* Given task
Write what comes next in the text about steeplechase runner Daniel Michalski, picking up after its final sentence.

* Excerpted text
Personal information
- Born: September 10, 1995 (age 30) Chattanooga, Tennessee
- Home town: Xenia, Ohio

Sport
- Country: United States
- Sport: Track and field
- Event: 3000 metres steeplechase
- College team: Cedarville University, Indiana Hoosiers

Medal record
Representing United States
NACAC Championships
| Gold medal – first place | 2025 Freeport | 3000 m steeplechase |
Pan Am Games
| Silver medal – second place | 2023 Santiago | 3000 m steeplechase |

= Daniel Michalski (runner) =

American athlete (born 1995)

Daniel Michalski (born September 10, 1995) is an American runner who competes primarily in the 3000 metres steeplechase.

* Information shown
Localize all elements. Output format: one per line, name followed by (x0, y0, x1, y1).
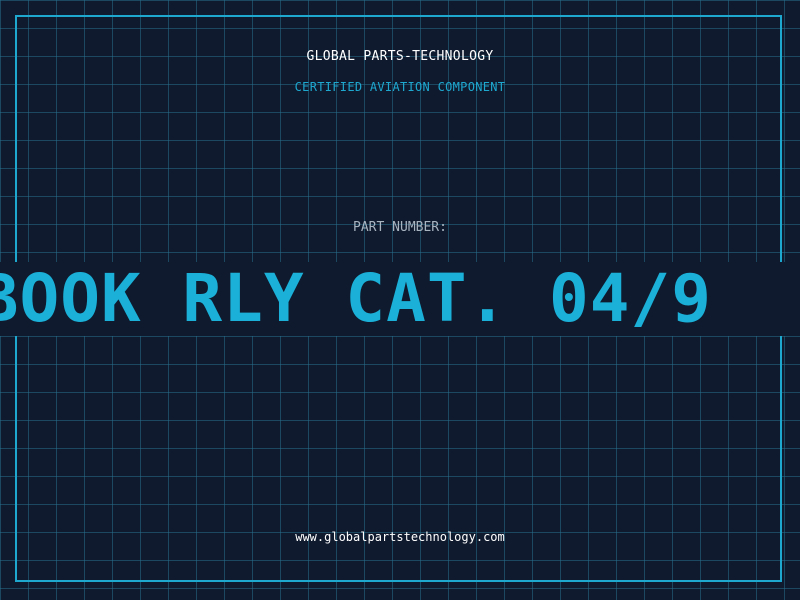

* Answer
==Career==
Michalski grew up in Xenia, Ohio and graduated from Cedarville University in Ohio, transferring to Indiana University Bloomington for his fifth year. He currently lives and trains in Colorado Springs, Colorado, where he is a member of the United States Air Force World Class Athlete Program. In 2023, he won the silver medal in the 3000 m steeplechase behind Canadian Jean-Simon Desgagnés at the Pan American Games in Santiago, Chile with a time of 8:36.47. In 2025, he finished 2nd in the 2025 US Outdoor Track & Field Championships, potentially qualifying for the 2025 World Athletics Championships. Michalski won the 2025 NACAC Championships with a time of 8:14.07, running under the qualifying standard for the World Championships and therefore solidifying his spot on the team.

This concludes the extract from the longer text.